The global growth in the rate of carbon dioxide emissions from fossil fuels was 4 times greater in the period between 2000 to 2005 than in the preceding 10 years, according to an analysis by the Global Carbon Project, a component of the Earth System Science Partnership (ESSP).
Despite efforts to reduce carbon emissions, the global growth rate in CO2 has climbed to 3.2% in the five years to 2005 compared to 0.8% in the period 1990 to 1999, according to the data presented. The data puts carbon dioxide emissions over the last five years as tracking close to the A1B emission scenario from the Intergovernmental Panel on Climate Change (IPCC), according to the GCP analysis.
"This is a very worrying sign," said Dr Mike Raupach, Chair of the Global Carbon Project. "It indicates that recent efforts to reduce emissions have virtually no impact on emissions growth and that effective caps are urgently needed."

SUPPLIED MATERIAL:

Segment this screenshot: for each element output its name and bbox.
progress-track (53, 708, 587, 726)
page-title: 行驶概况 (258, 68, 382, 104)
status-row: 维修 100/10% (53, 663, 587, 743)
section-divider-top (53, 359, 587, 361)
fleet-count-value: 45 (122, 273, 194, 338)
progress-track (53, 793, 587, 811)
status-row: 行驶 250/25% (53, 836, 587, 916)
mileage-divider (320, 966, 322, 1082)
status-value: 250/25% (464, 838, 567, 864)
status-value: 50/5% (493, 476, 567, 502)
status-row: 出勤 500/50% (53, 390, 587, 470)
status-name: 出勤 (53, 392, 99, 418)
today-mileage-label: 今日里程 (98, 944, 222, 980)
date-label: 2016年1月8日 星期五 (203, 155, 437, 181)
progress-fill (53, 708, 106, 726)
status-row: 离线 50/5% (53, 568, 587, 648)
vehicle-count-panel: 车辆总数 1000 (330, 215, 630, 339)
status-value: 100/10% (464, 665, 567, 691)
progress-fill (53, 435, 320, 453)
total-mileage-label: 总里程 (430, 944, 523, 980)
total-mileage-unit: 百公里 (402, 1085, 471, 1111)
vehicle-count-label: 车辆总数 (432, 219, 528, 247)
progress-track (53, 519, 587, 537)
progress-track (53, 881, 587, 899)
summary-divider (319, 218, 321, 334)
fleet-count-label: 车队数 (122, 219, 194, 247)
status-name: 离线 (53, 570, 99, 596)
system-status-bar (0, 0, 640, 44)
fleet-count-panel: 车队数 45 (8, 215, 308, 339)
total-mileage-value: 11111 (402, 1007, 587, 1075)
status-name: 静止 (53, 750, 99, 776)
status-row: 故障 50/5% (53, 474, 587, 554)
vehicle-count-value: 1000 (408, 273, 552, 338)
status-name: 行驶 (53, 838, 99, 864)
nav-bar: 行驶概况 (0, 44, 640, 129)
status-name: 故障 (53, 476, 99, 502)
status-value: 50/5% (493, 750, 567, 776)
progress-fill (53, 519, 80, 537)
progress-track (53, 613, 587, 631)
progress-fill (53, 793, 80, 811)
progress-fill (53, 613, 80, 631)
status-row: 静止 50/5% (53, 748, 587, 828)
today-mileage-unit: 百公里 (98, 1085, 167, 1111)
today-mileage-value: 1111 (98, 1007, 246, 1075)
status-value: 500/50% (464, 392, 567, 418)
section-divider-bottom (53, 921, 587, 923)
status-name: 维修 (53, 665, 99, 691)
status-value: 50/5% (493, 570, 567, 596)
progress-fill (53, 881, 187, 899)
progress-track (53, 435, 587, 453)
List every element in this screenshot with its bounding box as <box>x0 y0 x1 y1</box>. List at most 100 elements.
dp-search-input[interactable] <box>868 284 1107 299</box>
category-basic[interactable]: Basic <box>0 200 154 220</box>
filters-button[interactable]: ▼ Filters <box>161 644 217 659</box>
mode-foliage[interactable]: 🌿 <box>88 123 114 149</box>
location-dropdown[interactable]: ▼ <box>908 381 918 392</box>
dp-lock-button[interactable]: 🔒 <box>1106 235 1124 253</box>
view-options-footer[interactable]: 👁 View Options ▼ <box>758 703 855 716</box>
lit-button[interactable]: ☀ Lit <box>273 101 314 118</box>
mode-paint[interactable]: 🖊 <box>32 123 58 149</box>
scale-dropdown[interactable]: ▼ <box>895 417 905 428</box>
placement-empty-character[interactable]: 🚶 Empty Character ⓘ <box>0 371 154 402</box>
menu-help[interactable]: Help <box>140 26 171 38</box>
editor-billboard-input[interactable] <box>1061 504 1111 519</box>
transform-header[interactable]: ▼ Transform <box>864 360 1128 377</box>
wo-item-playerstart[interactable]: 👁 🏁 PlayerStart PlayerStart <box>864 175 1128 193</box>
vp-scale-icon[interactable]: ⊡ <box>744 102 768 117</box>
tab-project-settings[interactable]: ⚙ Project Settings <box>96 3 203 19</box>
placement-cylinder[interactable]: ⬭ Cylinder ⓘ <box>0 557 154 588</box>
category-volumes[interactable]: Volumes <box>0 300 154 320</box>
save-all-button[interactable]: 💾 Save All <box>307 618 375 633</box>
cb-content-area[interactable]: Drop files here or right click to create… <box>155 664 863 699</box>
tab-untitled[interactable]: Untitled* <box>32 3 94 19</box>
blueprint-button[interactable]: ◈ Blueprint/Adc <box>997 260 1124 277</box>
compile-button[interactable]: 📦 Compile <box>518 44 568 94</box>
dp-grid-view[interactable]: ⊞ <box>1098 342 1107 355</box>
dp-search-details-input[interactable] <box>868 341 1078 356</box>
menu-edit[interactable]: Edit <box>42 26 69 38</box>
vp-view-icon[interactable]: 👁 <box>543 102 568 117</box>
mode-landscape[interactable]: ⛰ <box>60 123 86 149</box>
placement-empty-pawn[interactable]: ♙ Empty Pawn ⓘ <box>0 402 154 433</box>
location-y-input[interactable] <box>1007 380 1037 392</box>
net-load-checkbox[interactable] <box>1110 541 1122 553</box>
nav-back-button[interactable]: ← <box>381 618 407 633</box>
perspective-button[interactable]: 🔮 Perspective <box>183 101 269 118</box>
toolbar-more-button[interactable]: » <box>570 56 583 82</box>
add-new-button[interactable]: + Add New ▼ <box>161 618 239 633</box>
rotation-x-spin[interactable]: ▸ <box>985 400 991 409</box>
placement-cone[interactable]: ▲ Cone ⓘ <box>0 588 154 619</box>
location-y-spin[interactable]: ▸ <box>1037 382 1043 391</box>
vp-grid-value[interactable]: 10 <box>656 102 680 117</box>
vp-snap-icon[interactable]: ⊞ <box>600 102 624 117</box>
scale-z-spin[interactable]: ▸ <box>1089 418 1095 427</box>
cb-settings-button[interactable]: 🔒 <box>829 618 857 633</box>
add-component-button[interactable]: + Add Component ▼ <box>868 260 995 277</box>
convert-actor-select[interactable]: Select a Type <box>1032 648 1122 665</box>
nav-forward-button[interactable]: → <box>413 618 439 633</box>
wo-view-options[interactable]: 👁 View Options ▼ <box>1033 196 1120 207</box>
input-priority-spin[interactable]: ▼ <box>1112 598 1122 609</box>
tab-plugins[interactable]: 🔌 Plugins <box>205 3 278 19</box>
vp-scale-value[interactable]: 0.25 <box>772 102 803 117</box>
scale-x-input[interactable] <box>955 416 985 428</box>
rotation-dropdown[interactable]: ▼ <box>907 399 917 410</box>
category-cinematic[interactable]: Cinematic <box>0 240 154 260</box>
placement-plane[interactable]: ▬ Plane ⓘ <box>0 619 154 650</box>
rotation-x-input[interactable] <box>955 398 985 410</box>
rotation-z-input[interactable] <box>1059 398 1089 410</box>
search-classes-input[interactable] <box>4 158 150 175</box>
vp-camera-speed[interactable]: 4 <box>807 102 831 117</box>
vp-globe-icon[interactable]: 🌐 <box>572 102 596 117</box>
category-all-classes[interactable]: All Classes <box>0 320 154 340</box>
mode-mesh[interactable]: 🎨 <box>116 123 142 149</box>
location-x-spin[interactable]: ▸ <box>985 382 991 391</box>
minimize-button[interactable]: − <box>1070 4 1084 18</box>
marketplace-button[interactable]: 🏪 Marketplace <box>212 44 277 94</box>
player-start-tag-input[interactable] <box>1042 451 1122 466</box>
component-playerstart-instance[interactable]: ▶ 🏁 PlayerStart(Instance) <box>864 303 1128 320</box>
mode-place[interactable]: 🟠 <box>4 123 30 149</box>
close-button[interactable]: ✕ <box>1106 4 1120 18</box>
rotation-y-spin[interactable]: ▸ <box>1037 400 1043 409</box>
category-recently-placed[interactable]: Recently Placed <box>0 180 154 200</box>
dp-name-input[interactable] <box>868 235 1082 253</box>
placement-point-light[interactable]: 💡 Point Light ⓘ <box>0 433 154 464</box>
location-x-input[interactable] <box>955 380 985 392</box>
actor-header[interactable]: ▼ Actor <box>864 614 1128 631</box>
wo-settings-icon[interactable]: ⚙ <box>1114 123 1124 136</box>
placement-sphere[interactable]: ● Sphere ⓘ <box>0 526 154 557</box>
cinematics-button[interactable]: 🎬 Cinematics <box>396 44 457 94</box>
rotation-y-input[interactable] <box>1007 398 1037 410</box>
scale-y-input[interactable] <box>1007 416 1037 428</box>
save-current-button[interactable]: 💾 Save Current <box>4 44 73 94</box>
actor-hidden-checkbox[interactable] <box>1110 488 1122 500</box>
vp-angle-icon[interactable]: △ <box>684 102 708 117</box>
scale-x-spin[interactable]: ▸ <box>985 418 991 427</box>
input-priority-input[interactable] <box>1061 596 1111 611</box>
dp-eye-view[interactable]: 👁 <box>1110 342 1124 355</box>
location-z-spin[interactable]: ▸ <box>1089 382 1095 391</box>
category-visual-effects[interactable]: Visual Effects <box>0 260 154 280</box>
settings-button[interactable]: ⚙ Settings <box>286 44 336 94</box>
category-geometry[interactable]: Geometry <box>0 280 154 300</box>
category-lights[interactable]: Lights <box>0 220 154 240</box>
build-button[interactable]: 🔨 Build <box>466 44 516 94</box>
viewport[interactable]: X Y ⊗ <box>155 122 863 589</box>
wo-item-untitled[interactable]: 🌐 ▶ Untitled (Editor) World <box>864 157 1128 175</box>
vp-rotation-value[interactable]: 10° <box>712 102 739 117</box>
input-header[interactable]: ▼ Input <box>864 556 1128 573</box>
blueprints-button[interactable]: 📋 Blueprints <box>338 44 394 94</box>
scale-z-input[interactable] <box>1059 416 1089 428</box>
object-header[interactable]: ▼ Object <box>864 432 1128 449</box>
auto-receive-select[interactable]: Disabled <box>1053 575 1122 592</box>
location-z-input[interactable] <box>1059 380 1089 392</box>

WORK TO COMPLETE:
• a. According to the passage on carbon dioxide emissions, what was the global growth rate in CO2 in the five years to 2005?
• b. Condense the paragraph of the passage on carbon dioxide emissions that begins "Despite efforts to reduce carbon emissions" into one or two sentences, retaining its principal facts.
• c. Reproduce verbatim the stretch of the passage on carbon dioxide emissions from "Despite efforts to" through "the GCP analysis.".
The entries play no part in the work that follows.

WORKED SOLUTIONS:
• a. 3.2%

• b. Despite efforts to reduce emissions, the global CO2 growth rate reached 3.2% in the five years to 2005, up from 0.8% in 1990 to 1999. The GCP analysis finds that emissions over those five years have tracked close to the IPCC's A1B scenario.

• c.
Despite efforts to reduce carbon emissions, the global growth rate in CO2 has climbed to 3.2% in the five years to 2005 compared to 0.8% in the period 1990 to 1999, according to the data presented. The data puts carbon dioxide emissions over the last five years as tracking close to the A1B emission scenario from the Intergovernmental Panel on Climate Change (IPCC), according to the GCP analysis.